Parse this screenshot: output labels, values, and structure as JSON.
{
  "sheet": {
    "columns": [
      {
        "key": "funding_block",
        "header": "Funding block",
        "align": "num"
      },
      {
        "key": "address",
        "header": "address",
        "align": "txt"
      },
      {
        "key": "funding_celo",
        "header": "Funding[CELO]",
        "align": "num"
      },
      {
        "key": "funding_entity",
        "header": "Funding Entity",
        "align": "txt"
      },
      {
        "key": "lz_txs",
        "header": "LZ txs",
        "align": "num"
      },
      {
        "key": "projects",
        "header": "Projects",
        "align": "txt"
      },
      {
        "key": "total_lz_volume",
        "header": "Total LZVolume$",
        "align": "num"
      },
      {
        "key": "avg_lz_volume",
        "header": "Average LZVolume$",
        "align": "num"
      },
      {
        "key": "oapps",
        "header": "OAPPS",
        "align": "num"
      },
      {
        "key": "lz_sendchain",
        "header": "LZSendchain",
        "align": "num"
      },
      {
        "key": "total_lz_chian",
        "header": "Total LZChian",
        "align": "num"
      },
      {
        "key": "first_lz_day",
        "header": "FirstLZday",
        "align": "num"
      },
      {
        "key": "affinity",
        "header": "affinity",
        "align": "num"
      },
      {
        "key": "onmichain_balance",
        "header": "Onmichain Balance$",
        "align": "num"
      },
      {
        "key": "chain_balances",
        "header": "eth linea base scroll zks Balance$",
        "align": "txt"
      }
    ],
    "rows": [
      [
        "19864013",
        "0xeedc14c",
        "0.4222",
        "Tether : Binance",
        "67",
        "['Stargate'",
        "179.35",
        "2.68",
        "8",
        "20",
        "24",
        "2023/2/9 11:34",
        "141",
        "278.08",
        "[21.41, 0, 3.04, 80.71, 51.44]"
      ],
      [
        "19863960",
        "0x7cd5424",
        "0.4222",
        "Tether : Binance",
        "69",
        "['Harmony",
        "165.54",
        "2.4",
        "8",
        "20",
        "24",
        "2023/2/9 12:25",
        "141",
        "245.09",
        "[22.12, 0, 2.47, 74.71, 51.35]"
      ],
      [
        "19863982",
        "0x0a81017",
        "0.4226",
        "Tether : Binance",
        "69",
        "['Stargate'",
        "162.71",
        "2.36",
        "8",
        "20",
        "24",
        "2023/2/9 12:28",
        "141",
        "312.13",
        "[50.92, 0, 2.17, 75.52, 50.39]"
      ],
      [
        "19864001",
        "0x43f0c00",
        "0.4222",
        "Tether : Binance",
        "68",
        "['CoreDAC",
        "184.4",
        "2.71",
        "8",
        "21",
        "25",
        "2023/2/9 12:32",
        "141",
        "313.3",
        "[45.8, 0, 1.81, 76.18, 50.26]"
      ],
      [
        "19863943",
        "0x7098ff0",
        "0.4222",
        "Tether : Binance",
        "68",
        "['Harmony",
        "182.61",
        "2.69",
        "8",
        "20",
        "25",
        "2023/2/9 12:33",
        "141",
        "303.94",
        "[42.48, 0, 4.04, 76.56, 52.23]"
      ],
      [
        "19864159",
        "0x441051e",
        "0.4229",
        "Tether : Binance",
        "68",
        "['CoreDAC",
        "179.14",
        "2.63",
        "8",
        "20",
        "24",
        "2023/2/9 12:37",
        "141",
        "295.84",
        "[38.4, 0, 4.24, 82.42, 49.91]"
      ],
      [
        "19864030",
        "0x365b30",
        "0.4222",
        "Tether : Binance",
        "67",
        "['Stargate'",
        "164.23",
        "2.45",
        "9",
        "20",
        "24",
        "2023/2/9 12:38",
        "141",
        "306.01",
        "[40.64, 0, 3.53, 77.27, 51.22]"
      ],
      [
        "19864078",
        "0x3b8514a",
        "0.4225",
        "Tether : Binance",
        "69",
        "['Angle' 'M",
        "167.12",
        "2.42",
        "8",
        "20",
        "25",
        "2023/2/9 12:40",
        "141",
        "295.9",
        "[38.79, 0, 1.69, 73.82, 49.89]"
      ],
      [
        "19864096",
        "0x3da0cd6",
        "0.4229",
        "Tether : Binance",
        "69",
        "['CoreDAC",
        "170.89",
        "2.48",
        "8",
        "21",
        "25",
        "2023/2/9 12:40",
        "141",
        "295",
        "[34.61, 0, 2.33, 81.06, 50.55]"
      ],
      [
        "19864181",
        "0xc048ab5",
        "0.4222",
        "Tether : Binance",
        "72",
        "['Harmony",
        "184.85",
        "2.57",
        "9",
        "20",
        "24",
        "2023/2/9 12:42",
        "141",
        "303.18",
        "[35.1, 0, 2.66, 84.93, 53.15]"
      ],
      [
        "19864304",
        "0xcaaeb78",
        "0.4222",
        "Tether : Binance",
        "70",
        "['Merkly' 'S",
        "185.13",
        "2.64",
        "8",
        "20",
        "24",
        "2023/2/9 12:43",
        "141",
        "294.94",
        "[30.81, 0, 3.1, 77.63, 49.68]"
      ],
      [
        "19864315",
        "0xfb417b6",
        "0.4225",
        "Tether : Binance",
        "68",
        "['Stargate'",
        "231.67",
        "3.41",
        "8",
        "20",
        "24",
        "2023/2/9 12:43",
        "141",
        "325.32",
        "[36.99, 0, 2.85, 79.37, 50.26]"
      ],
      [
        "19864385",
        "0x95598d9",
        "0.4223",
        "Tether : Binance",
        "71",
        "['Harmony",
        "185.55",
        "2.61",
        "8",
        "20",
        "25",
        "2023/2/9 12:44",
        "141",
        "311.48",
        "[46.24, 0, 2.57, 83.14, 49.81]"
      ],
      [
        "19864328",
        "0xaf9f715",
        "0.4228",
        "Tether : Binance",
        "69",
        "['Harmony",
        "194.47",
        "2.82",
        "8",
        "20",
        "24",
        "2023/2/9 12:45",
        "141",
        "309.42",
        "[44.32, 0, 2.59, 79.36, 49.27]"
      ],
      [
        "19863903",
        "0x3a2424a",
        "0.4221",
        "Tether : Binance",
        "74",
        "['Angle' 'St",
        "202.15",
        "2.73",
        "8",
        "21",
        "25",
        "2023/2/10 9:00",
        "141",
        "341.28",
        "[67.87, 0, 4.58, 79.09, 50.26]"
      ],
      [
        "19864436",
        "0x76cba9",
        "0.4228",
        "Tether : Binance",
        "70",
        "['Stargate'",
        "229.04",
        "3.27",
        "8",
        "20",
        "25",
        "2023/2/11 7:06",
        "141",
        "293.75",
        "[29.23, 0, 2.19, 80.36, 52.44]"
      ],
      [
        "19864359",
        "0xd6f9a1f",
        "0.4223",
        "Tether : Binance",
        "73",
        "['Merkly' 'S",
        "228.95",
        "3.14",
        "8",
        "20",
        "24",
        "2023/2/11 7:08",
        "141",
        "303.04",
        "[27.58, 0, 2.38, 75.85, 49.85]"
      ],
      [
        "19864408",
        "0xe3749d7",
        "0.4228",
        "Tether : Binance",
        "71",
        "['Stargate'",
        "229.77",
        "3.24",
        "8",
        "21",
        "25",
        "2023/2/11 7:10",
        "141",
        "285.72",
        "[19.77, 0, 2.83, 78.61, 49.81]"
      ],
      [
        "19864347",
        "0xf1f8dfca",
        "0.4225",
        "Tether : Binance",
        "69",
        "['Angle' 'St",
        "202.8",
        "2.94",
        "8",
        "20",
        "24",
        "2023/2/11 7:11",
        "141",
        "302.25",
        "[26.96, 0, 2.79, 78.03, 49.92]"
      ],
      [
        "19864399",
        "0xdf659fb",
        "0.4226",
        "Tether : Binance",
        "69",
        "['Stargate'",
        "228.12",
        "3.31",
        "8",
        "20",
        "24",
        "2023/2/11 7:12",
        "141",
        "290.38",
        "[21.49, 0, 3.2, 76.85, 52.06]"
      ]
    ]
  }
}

—————

- [Problem to work on]: Every record above should be output exactly.

- [Result of this task]:
Parse this screenshot: output labels, values, and structure as JSON.
{
  "sheet": {
    "columns": [
      {
        "key": "funding_block",
        "header": "Funding block",
        "align": "num"
      },
      {
        "key": "address",
        "header": "address",
        "align": "txt"
      },
      {
        "key": "funding_celo",
        "header": "Funding[CELO]",
        "align": "num"
      },
      {
        "key": "funding_entity",
        "header": "Funding Entity",
        "align": "txt"
      },
      {
        "key": "lz_txs",
        "header": "LZ txs",
        "align": "num"
      },
      {
        "key": "projects",
        "header": "Projects",
        "align": "txt"
      },
      {
        "key": "total_lz_volume",
        "header": "Total LZVolume$",
        "align": "num"
      },
      {
        "key": "avg_lz_volume",
        "header": "Average LZVolume$",
        "align": "num"
      },
      {
        "key": "oapps",
        "header": "OAPPS",
        "align": "num"
      },
      {
        "key": "lz_sendchain",
        "header": "LZSendchain",
        "align": "num"
      },
      {
        "key": "total_lz_chian",
        "header": "Total LZChian",
        "align": "num"
      },
      {
        "key": "first_lz_day",
        "header": "FirstLZday",
        "align": "num"
      },
      {
        "key": "affinity",
        "header": "affinity",
        "align": "num"
      },
      {
        "key": "onmichain_balance",
        "header": "Onmichain Balance$",
        "align": "num"
      },
      {
        "key": "chain_balances",
        "header": "eth linea base scroll zks Balance$",
        "align": "txt"
      }
    ],
    "rows": [
      [
        "19864013",
        "0xeedc14c",
        "0.4222",
        "Tether : Binance",
        "67",
        "['Stargate'",
        "179.35",
        "2.68",
        "8",
        "20",
        "24",
        "2023/2/9 11:34",
        "141",
        "278.08",
        "[21.41, 0, 3.04, 80.71, 51.44]"
      ],
      [
        "19863960",
        "0x7cd5424",
        "0.4222",
        "Tether : Binance",
        "69",
        "['Harmony",
        "165.54",
        "2.4",
        "8",
        "20",
        "24",
        "2023/2/9 12:25",
        "141",
        "245.09",
        "[22.12, 0, 2.47, 74.71, 51.35]"
      ],
      [
        "19863982",
        "0x0a81017",
        "0.4226",
        "Tether : Binance",
        "69",
        "['Stargate'",
        "162.71",
        "2.36",
        "8",
        "20",
        "24",
        "2023/2/9 12:28",
        "141",
        "312.13",
        "[50.92, 0, 2.17, 75.52, 50.39]"
      ],
      [
        "19864001",
        "0x43f0c00",
        "0.4222",
        "Tether : Binance",
        "68",
        "['CoreDAC",
        "184.4",
        "2.71",
        "8",
        "21",
        "25",
        "2023/2/9 12:32",
        "141",
        "313.3",
        "[45.8, 0, 1.81, 76.18, 50.26]"
      ],
      [
        "19863943",
        "0x7098ff0",
        "0.4222",
        "Tether : Binance",
        "68",
        "['Harmony",
        "182.61",
        "2.69",
        "8",
        "20",
        "25",
        "2023/2/9 12:33",
        "141",
        "303.94",
        "[42.48, 0, 4.04, 76.56, 52.23]"
      ],
      [
        "19864159",
        "0x441051e",
        "0.4229",
        "Tether : Binance",
        "68",
        "['CoreDAC",
        "179.14",
        "2.63",
        "8",
        "20",
        "24",
        "2023/2/9 12:37",
        "141",
        "295.84",
        "[38.4, 0, 4.24, 82.42, 49.91]"
      ],
      [
        "19864030",
        "0x365b30",
        "0.4222",
        "Tether : Binance",
        "67",
        "['Stargate'",
        "164.23",
        "2.45",
        "9",
        "20",
        "24",
        "2023/2/9 12:38",
        "141",
        "306.01",
        "[40.64, 0, 3.53, 77.27, 51.22]"
      ],
      [
        "19864078",
        "0x3b8514a",
        "0.4225",
        "Tether : Binance",
        "69",
        "['Angle' 'M",
        "167.12",
        "2.42",
        "8",
        "20",
        "25",
        "2023/2/9 12:40",
        "141",
        "295.9",
        "[38.79, 0, 1.69, 73.82, 49.89]"
      ],
      [
        "19864096",
        "0x3da0cd6",
        "0.4229",
        "Tether : Binance",
        "69",
        "['CoreDAC",
        "170.89",
        "2.48",
        "8",
        "21",
        "25",
        "2023/2/9 12:40",
        "141",
        "295",
        "[34.61, 0, 2.33, 81.06, 50.55]"
      ],
      [
        "19864181",
        "0xc048ab5",
        "0.4222",
        "Tether : Binance",
        "72",
        "['Harmony",
        "184.85",
        "2.57",
        "9",
        "20",
        "24",
        "2023/2/9 12:42",
        "141",
        "303.18",
        "[35.1, 0, 2.66, 84.93, 53.15]"
      ],
      [
        "19864304",
        "0xcaaeb78",
        "0.4222",
        "Tether : Binance",
        "70",
        "['Merkly' 'S",
        "185.13",
        "2.64",
        "8",
        "20",
        "24",
        "2023/2/9 12:43",
        "141",
        "294.94",
        "[30.81, 0, 3.1, 77.63, 49.68]"
      ],
      [
        "19864315",
        "0xfb417b6",
        "0.4225",
        "Tether : Binance",
        "68",
        "['Stargate'",
        "231.67",
        "3.41",
        "8",
        "20",
        "24",
        "2023/2/9 12:43",
        "141",
        "325.32",
        "[36.99, 0, 2.85, 79.37, 50.26]"
      ],
      [
        "19864385",
        "0x95598d9",
        "0.4223",
        "Tether : Binance",
        "71",
        "['Harmony",
        "185.55",
        "2.61",
        "8",
        "20",
        "25",
        "2023/2/9 12:44",
        "141",
        "311.48",
        "[46.24, 0, 2.57, 83.14, 49.81]"
      ],
      [
        "19864328",
        "0xaf9f715",
        "0.4228",
        "Tether : Binance",
        "69",
        "['Harmony",
        "194.47",
        "2.82",
        "8",
        "20",
        "24",
        "2023/2/9 12:45",
        "141",
        "309.42",
        "[44.32, 0, 2.59, 79.36, 49.27]"
      ],
      [
        "19863903",
        "0x3a2424a",
        "0.4221",
        "Tether : Binance",
        "74",
        "['Angle' 'St",
        "202.15",
        "2.73",
        "8",
        "21",
        "25",
        "2023/2/10 9:00",
        "141",
        "341.28",
        "[67.87, 0, 4.58, 79.09, 50.26]"
      ],
      [
        "19864436",
        "0x76cba9",
        "0.4228",
        "Tether : Binance",
        "70",
        "['Stargate'",
        "229.04",
        "3.27",
        "8",
        "20",
        "25",
        "2023/2/11 7:06",
        "141",
        "293.75",
        "[29.23, 0, 2.19, 80.36, 52.44]"
      ],
      [
        "19864359",
        "0xd6f9a1f",
        "0.4223",
        "Tether : Binance",
        "73",
        "['Merkly' 'S",
        "228.95",
        "3.14",
        "8",
        "20",
        "24",
        "2023/2/11 7:08",
        "141",
        "303.04",
        "[27.58, 0, 2.38, 75.85, 49.85]"
      ],
      [
        "19864408",
        "0xe3749d7",
        "0.4228",
        "Tether : Binance",
        "71",
        "['Stargate'",
        "229.77",
        "3.24",
        "8",
        "21",
        "25",
        "2023/2/11 7:10",
        "141",
        "285.72",
        "[19.77, 0, 2.83, 78.61, 49.81]"
      ],
      [
        "19864347",
        "0xf1f8dfca",
        "0.4225",
        "Tether : Binance",
        "69",
        "['Angle' 'St",
        "202.8",
        "2.94",
        "8",
        "20",
        "24",
        "2023/2/11 7:11",
        "141",
        "302.25",
        "[26.96, 0, 2.79, 78.03, 49.92]"
      ],
      [
        "19864399",
        "0xdf659fb",
        "0.4226",
        "Tether : Binance",
        "69",
        "['Stargate'",
        "228.12",
        "3.31",
        "8",
        "20",
        "24",
        "2023/2/11 7:12",
        "141",
        "290.38",
        "[21.49, 0, 3.2, 76.85, 52.06]"
      ]
    ]
  }
}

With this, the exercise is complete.